__Goal of the exercise__: Copy each line of the entries beneath that contains the word "structured".

======== Exercise material

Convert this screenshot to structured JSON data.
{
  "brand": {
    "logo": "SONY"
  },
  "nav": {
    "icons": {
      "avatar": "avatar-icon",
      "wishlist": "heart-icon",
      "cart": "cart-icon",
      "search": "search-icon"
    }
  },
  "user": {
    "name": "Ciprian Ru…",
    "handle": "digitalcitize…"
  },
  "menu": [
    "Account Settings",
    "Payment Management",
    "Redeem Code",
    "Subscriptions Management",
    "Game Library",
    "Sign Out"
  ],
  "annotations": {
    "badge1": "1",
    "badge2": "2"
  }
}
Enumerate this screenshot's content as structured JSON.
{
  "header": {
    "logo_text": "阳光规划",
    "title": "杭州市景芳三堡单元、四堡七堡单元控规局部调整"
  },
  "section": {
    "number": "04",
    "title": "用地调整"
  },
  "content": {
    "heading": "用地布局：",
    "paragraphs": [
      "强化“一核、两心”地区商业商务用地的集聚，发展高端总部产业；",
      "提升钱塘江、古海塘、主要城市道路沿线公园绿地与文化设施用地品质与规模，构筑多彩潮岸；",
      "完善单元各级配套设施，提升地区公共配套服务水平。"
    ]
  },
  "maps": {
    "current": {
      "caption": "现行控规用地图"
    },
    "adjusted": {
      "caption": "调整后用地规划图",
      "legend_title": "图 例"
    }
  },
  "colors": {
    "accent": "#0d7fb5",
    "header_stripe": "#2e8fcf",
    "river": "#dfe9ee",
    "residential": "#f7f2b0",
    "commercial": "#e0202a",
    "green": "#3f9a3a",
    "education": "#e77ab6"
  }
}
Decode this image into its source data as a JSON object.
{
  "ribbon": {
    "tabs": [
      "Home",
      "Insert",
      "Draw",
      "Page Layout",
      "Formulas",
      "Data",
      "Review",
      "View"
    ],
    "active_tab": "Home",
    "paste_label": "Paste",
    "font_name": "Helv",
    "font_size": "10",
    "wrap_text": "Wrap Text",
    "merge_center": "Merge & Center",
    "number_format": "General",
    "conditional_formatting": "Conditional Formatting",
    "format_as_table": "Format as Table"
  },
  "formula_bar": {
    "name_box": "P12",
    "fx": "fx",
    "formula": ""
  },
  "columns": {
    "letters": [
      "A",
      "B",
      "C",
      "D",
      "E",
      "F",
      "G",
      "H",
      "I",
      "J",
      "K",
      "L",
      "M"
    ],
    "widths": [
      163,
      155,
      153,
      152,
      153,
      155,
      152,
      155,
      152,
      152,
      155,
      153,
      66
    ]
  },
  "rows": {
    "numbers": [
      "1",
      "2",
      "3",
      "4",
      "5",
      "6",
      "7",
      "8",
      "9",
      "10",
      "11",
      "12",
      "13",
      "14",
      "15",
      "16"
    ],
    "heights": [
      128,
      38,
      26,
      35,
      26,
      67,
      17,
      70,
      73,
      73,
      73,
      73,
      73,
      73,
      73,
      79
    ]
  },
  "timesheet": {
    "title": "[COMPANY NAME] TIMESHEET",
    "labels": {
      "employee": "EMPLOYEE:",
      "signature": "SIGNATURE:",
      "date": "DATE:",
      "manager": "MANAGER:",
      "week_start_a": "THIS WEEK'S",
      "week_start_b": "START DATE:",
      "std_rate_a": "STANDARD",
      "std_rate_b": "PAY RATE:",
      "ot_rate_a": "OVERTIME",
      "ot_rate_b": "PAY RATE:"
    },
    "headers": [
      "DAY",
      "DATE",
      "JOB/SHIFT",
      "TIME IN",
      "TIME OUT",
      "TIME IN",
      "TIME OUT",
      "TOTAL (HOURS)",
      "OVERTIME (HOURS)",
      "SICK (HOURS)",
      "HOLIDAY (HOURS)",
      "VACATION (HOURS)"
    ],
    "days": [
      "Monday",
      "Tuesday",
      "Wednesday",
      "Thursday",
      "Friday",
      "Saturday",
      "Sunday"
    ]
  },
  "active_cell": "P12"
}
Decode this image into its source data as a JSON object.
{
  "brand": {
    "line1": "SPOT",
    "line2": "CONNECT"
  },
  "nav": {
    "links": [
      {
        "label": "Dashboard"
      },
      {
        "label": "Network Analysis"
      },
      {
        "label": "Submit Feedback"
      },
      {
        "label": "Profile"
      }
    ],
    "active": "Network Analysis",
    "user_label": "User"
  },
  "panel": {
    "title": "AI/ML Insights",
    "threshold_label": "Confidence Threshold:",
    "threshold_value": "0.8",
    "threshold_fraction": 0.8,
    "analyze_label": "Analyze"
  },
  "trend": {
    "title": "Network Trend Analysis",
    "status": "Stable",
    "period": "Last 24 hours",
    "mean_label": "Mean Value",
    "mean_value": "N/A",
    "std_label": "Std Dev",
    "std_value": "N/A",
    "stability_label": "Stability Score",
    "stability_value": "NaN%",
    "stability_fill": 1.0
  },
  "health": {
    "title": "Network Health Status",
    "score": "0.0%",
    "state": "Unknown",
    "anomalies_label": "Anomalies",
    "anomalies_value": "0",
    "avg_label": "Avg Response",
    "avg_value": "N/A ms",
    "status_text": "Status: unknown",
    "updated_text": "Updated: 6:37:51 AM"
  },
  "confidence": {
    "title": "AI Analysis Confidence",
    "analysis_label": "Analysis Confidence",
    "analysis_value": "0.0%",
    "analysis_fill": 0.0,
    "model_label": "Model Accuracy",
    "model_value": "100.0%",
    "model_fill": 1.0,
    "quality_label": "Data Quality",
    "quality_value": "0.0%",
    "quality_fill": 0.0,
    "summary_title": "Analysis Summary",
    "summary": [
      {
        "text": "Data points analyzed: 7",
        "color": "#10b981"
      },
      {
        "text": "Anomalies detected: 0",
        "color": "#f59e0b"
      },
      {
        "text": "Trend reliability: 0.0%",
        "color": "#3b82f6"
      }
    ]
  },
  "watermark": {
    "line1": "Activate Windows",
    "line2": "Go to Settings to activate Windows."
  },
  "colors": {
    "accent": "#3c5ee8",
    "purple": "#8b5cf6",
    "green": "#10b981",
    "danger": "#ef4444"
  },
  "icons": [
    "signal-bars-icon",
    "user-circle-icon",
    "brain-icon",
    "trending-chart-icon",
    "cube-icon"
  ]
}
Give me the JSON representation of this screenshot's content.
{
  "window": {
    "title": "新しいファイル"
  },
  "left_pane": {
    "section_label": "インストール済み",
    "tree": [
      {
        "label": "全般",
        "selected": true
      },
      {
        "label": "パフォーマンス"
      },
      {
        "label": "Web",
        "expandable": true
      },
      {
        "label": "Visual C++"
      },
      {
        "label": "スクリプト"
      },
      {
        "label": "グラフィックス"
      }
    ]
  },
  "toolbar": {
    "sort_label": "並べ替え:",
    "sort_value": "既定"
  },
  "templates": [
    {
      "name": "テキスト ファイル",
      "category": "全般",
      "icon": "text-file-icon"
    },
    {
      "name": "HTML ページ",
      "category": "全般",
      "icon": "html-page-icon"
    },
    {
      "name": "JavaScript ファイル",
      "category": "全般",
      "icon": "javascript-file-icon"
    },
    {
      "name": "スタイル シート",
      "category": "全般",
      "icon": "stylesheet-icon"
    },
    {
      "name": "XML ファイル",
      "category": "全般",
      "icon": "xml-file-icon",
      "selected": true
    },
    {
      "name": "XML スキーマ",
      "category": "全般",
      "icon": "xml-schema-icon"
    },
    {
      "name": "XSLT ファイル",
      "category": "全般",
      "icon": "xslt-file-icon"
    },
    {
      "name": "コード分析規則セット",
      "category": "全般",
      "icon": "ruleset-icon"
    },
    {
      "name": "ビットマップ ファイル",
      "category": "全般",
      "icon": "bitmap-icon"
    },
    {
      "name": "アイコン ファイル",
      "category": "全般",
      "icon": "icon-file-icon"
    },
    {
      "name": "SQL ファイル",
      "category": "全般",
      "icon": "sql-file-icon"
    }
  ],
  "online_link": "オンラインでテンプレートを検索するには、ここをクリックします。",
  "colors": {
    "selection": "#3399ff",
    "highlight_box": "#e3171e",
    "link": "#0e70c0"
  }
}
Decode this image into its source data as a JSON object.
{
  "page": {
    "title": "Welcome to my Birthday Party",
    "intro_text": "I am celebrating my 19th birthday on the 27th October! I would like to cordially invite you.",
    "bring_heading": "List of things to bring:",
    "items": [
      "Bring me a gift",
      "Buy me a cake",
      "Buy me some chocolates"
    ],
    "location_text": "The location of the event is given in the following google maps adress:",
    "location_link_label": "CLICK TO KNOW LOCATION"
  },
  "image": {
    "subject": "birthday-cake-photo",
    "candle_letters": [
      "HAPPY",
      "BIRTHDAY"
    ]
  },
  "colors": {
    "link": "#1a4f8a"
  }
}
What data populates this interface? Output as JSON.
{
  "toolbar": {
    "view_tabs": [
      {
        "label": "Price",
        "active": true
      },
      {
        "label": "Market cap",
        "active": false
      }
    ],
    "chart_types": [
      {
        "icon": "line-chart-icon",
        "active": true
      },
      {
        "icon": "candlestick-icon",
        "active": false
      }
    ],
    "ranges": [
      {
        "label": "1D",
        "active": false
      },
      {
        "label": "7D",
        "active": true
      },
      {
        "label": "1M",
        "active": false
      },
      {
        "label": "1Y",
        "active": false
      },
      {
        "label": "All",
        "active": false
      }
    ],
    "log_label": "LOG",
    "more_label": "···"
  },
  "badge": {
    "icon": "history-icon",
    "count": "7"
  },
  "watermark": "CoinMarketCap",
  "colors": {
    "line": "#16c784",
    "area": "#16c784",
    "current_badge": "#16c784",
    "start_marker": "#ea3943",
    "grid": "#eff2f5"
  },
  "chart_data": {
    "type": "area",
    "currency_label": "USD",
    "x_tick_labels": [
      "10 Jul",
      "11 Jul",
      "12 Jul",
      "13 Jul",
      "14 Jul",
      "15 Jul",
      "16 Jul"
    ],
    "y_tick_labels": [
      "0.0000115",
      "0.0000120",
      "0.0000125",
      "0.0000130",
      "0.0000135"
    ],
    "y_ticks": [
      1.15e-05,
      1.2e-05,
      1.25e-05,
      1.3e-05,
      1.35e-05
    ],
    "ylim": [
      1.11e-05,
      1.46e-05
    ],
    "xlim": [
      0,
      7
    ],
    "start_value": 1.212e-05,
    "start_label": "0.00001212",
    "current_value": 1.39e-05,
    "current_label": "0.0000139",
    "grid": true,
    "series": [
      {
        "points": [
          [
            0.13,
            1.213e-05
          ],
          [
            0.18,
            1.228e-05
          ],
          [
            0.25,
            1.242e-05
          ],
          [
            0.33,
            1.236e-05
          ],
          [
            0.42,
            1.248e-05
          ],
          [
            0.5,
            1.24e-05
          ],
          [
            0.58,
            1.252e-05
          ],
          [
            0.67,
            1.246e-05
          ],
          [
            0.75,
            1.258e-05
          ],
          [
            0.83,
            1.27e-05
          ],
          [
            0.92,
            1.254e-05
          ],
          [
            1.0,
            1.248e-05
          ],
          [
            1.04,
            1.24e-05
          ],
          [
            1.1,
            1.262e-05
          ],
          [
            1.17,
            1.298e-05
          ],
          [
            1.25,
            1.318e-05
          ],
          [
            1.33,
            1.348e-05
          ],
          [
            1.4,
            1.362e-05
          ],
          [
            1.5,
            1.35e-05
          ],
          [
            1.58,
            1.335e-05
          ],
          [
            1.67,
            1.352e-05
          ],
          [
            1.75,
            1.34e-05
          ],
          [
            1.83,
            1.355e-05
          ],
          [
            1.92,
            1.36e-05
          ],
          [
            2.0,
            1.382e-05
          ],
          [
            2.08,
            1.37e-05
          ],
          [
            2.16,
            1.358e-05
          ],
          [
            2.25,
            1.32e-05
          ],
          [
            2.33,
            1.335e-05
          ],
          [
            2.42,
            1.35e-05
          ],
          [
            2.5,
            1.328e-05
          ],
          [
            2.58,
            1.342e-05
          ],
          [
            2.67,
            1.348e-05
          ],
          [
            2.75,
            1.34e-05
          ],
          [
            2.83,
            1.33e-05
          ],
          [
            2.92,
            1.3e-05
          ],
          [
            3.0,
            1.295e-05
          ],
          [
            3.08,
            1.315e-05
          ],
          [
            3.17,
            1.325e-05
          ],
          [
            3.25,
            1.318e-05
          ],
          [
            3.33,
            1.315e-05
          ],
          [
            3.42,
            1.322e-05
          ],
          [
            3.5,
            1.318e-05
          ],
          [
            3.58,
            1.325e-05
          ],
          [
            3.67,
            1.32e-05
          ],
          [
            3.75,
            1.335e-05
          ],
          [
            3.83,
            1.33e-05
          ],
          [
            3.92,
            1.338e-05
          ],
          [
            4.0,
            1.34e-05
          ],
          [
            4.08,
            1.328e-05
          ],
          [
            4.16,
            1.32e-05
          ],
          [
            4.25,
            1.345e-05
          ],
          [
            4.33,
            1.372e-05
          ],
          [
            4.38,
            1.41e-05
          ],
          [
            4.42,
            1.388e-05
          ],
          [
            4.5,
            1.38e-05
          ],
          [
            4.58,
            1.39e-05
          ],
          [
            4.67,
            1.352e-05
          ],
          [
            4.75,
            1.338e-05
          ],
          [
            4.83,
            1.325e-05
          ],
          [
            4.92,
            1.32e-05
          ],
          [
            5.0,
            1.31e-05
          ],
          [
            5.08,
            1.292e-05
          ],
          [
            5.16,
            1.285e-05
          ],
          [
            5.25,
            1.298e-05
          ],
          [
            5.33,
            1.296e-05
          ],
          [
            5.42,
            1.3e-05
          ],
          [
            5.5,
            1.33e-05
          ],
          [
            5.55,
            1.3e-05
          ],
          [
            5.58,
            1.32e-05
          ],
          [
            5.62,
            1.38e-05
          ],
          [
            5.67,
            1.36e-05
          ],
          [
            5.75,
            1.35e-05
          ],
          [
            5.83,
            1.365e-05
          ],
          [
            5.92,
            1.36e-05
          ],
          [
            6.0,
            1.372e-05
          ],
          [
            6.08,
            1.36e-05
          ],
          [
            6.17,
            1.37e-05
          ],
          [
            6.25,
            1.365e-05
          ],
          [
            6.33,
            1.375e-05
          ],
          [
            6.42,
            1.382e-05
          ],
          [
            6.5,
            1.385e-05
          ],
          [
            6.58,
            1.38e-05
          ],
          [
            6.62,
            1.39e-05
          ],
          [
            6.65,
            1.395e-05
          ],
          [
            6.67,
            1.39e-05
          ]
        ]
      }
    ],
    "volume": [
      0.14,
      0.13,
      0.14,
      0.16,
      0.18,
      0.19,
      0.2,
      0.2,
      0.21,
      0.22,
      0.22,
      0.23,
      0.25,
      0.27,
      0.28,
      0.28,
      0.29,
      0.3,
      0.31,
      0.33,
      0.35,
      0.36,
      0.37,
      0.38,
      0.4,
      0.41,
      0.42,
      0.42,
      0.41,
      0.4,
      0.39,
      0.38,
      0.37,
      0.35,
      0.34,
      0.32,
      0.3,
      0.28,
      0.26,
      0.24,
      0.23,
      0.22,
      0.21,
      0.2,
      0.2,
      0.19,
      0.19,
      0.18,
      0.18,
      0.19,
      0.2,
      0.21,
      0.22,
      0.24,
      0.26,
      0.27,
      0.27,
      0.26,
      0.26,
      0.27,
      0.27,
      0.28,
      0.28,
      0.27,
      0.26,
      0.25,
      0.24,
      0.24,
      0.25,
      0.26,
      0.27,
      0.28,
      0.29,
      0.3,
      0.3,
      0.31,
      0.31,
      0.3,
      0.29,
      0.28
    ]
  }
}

================

__The result__:
Convert this screenshot to structured JSON data.
Enumerate this screenshot's content as structured JSON.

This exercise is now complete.